→ WHAT YOU ARE ASKED TO DO: In the data below, find each line containing the string "crevaison" and return it.

→ INFORMATION PROVIDED:
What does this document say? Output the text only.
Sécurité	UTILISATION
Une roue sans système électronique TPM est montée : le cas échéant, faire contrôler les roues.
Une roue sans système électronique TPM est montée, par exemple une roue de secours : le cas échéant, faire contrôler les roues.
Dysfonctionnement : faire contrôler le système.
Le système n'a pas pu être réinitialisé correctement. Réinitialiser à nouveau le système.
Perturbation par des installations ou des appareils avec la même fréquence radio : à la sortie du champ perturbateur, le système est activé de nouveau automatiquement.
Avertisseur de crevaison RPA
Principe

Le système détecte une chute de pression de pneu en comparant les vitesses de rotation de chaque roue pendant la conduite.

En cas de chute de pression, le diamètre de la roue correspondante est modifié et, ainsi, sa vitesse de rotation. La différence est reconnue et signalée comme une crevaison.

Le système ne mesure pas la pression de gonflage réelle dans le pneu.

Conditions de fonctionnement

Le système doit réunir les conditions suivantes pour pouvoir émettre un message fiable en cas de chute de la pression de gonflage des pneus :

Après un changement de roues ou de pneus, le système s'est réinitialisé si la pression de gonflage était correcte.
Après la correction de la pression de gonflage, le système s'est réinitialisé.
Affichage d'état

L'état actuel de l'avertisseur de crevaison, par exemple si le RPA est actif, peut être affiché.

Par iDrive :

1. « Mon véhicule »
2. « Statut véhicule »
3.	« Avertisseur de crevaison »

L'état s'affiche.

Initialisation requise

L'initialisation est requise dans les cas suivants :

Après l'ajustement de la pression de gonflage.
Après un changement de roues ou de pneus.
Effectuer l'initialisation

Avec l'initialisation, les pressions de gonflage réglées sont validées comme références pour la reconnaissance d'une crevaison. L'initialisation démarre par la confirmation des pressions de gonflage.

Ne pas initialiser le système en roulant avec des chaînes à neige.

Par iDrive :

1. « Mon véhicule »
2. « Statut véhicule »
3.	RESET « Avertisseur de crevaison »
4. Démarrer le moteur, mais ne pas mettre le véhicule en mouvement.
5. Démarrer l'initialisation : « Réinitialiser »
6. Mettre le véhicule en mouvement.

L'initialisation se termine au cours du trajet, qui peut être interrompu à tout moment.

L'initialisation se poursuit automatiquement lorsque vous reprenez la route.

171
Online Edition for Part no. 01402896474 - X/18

--

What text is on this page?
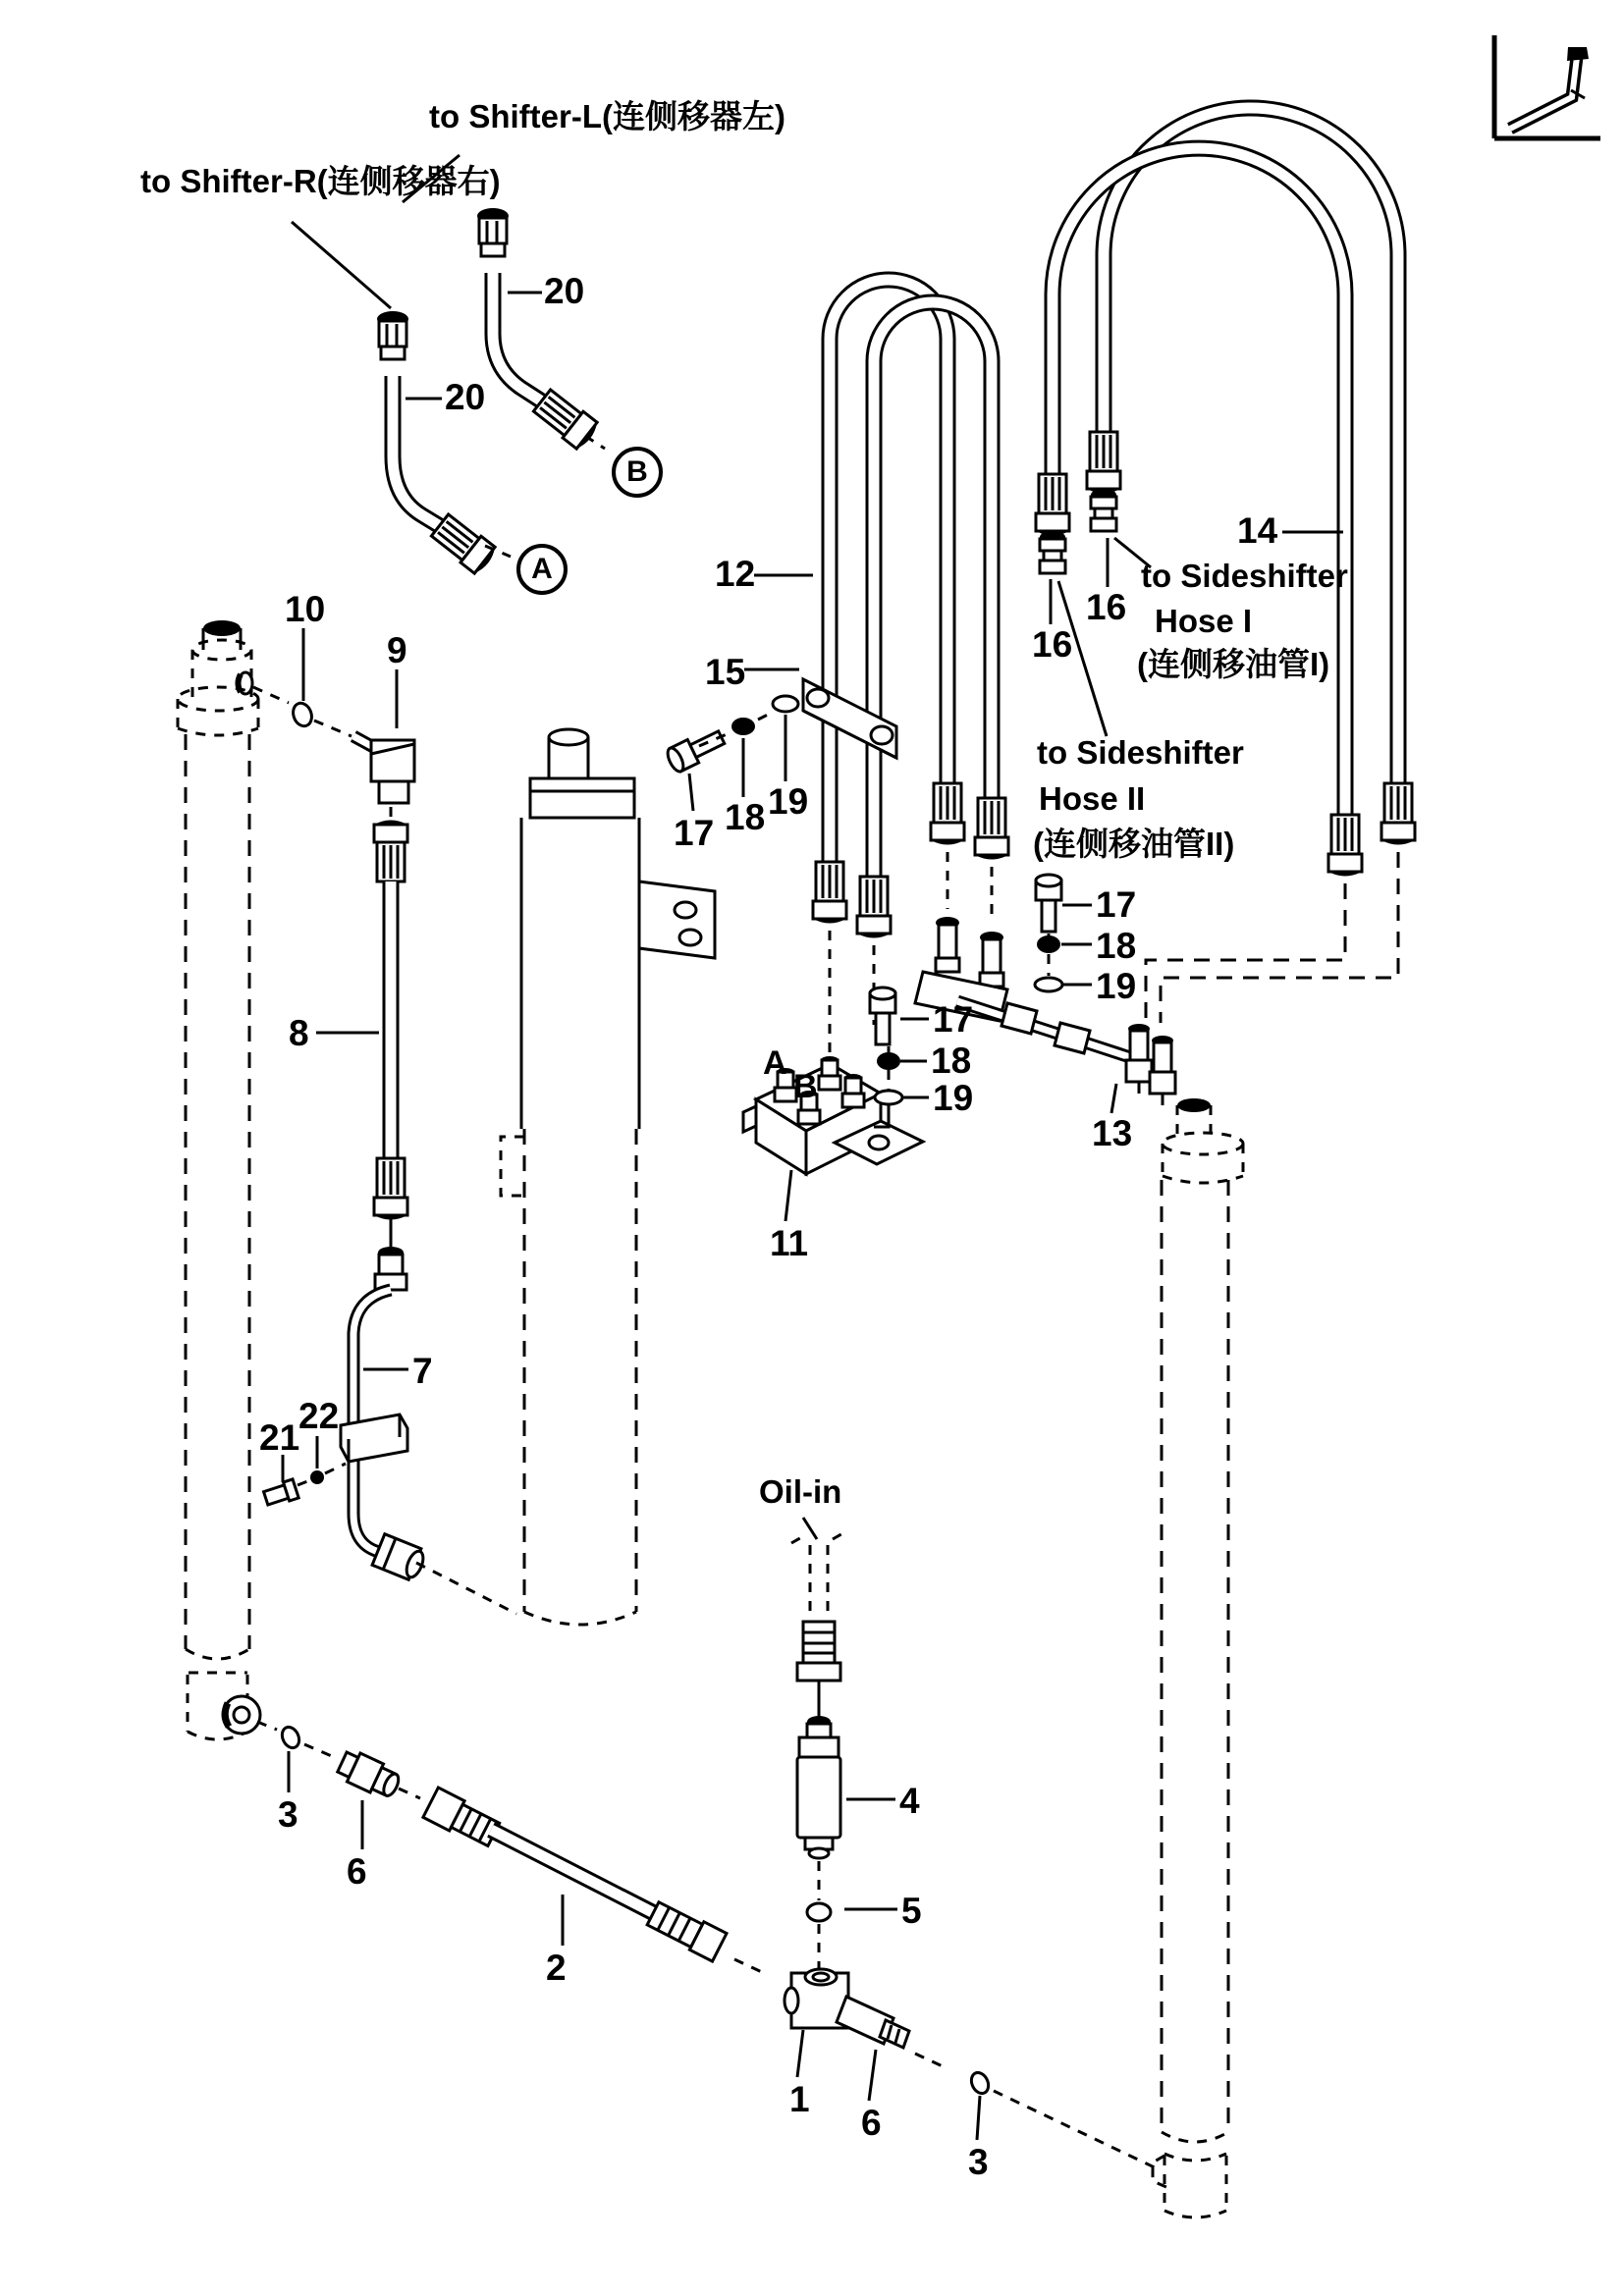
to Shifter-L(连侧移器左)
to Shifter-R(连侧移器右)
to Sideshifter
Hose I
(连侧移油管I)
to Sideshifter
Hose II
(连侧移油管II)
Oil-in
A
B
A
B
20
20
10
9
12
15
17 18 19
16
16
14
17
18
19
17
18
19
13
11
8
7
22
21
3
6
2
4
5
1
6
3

...

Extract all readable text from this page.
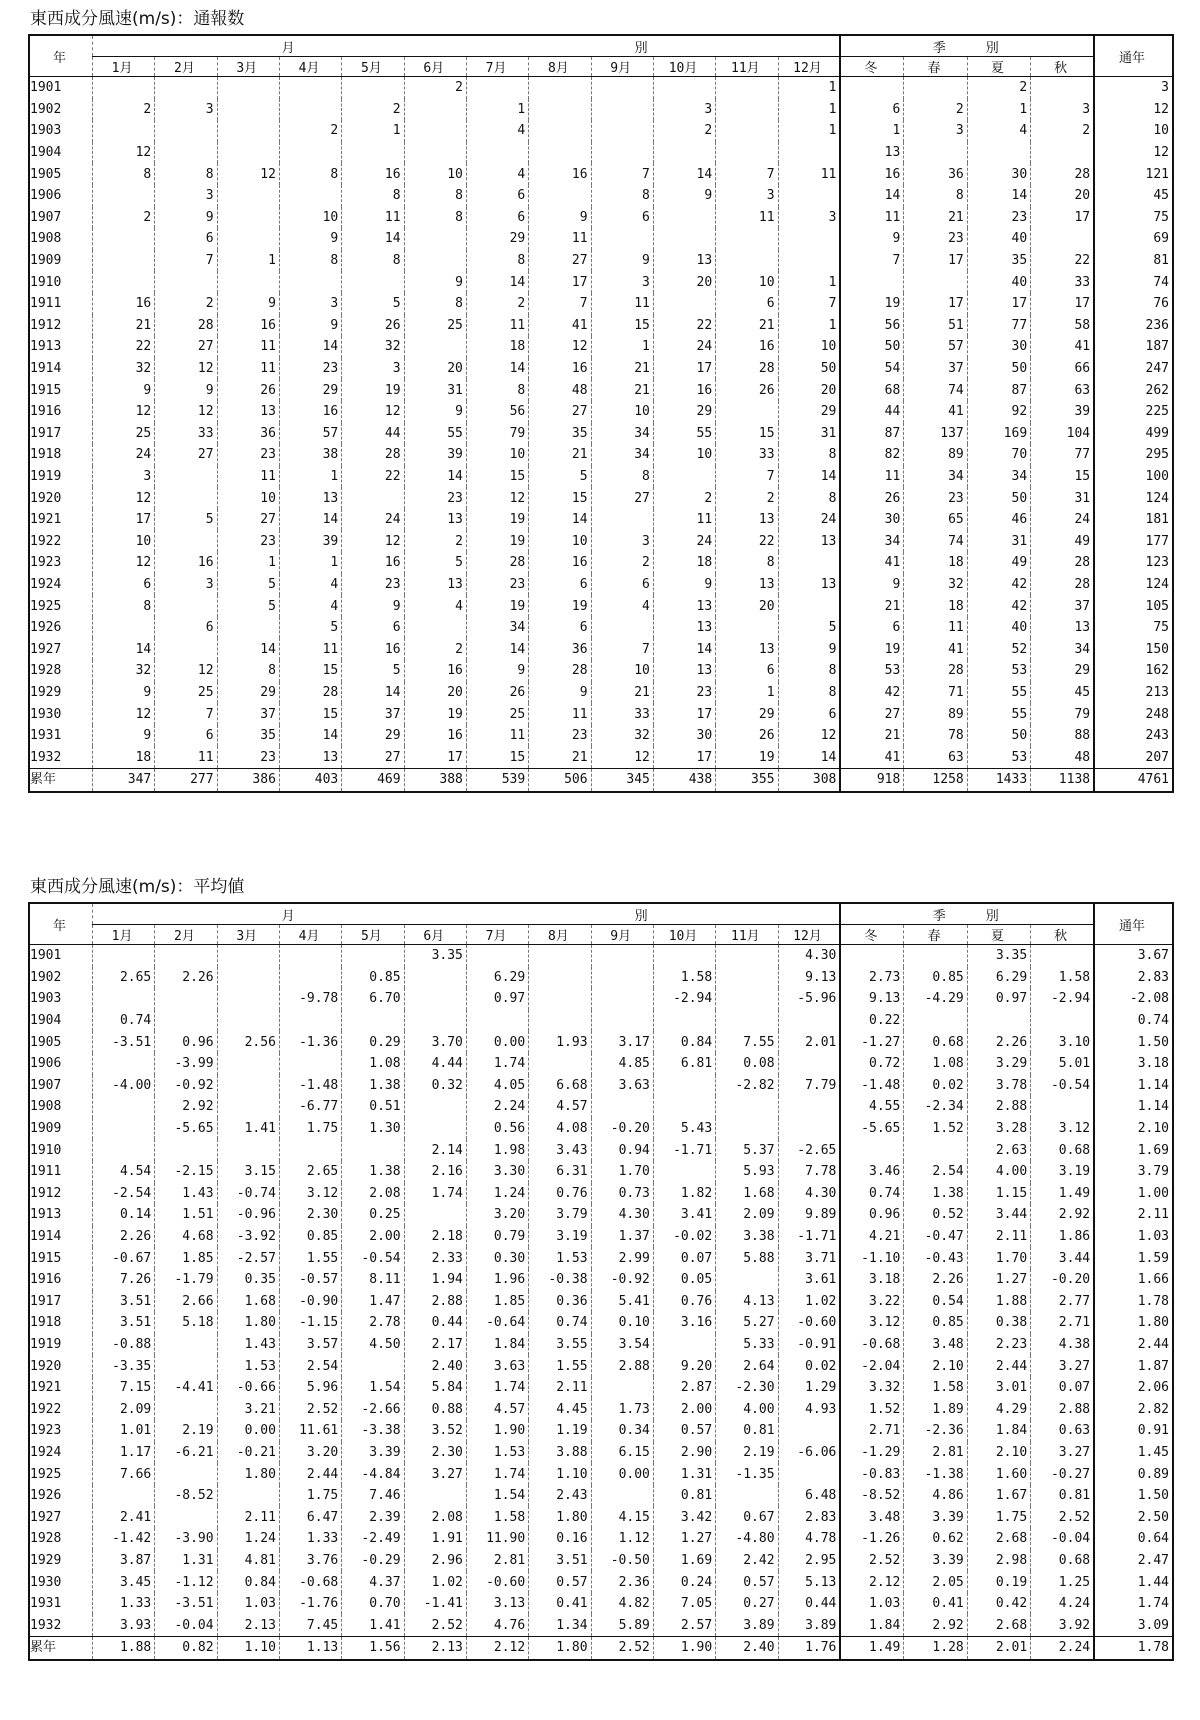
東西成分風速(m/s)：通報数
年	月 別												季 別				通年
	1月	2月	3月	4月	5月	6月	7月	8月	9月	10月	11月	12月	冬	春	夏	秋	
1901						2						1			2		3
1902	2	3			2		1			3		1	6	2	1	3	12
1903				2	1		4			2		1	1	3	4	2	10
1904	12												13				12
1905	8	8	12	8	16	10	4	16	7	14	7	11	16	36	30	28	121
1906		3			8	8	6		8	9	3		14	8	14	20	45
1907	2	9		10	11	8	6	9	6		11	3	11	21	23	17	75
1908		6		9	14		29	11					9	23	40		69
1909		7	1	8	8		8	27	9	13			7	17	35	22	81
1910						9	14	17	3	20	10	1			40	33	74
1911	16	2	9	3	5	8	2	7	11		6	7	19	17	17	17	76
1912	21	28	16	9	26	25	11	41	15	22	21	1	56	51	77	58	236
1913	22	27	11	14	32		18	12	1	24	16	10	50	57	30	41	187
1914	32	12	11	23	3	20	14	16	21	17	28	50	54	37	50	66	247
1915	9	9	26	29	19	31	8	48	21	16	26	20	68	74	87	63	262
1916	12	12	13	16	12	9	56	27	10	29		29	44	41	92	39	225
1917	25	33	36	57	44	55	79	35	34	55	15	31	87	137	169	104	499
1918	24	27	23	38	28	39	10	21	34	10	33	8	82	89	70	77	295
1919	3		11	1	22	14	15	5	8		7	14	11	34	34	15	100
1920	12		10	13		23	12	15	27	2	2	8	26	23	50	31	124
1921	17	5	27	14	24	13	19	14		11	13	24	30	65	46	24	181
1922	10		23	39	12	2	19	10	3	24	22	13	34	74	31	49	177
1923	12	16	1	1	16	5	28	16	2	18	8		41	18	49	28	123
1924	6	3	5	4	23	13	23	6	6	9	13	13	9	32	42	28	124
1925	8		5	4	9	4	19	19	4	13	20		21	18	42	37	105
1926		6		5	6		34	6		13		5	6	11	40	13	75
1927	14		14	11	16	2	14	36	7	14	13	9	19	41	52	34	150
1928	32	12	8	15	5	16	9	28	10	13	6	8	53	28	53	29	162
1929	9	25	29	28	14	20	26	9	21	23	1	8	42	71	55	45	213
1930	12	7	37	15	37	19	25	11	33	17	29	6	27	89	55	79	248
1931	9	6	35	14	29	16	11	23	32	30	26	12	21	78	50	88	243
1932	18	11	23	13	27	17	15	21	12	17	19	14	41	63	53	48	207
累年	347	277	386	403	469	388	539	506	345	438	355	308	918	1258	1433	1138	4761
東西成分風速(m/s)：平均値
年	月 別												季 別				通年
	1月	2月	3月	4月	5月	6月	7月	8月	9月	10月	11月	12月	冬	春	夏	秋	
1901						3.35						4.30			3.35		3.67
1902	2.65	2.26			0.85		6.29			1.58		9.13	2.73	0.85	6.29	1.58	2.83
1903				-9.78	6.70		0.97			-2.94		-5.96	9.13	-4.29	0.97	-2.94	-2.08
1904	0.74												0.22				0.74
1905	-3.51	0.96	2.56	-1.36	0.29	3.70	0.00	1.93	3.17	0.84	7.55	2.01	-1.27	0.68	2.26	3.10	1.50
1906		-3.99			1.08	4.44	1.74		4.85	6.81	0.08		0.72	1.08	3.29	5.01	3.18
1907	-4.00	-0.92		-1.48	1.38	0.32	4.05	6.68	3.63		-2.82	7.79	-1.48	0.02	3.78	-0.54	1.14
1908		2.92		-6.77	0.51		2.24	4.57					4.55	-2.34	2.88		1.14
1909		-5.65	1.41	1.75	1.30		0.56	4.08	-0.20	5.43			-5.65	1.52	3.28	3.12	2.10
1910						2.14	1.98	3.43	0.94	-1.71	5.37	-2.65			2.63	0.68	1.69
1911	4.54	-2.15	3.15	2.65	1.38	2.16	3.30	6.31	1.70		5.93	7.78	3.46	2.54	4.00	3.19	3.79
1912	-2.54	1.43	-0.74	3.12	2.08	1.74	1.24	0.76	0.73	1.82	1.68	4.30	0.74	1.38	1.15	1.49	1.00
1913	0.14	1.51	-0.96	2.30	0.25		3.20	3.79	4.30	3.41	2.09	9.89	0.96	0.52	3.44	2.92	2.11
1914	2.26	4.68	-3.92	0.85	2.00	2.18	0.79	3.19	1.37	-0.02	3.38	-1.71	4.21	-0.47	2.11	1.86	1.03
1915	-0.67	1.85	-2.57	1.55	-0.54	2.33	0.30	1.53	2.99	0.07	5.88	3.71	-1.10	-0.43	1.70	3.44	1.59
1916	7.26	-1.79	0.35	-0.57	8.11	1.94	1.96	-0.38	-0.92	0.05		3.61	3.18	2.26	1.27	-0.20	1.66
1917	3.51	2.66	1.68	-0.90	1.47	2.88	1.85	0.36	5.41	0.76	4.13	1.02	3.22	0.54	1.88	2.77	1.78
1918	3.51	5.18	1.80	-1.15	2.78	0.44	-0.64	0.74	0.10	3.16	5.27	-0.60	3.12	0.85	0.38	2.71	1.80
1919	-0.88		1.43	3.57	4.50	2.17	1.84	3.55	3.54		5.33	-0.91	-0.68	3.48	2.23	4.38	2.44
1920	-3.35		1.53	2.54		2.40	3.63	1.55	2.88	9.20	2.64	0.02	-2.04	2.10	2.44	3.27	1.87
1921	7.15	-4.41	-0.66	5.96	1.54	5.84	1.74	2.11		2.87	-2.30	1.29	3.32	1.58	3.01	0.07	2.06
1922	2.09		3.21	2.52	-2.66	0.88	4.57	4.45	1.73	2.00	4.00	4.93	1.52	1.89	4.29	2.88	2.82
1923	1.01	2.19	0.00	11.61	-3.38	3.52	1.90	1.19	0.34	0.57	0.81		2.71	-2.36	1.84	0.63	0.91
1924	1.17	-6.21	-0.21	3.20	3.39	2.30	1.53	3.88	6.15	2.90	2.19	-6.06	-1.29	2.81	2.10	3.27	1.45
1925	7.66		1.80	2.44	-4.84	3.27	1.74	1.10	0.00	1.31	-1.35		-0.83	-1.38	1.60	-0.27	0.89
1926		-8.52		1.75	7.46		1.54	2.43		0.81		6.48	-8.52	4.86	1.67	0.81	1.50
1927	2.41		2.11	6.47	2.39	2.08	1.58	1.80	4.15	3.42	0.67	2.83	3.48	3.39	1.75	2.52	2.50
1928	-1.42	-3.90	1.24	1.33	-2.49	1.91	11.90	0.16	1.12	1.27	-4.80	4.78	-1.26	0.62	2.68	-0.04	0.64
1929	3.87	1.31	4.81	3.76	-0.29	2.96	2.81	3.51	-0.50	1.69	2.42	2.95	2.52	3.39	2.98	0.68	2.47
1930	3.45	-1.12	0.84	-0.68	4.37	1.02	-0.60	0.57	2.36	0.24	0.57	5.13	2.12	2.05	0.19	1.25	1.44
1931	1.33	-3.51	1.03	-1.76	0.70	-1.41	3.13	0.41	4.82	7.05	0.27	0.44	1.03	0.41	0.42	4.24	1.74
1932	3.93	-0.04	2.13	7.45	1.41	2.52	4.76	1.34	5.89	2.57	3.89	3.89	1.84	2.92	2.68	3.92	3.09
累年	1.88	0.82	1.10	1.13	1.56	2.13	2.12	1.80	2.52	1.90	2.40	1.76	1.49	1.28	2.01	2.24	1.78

→ TASK RESULT:
Avertisseur de crevaison RPA
En cas de chute de pression, le diamètre de la roue correspondante est modifié et, ainsi, sa vitesse de rotation. La différence est reconnue et signalée comme une crevaison.
L'état actuel de l'avertisseur de crevaison, par exemple si le RPA est actif, peut être affiché.
3.	« Avertisseur de crevaison »
Avec l'initialisation, les pressions de gonflage réglées sont validées comme références pour la reconnaissance d'une crevaison. L'initialisation démarre par la confirmation des pressions de gonflage.
3.	RESET « Avertisseur de crevaison »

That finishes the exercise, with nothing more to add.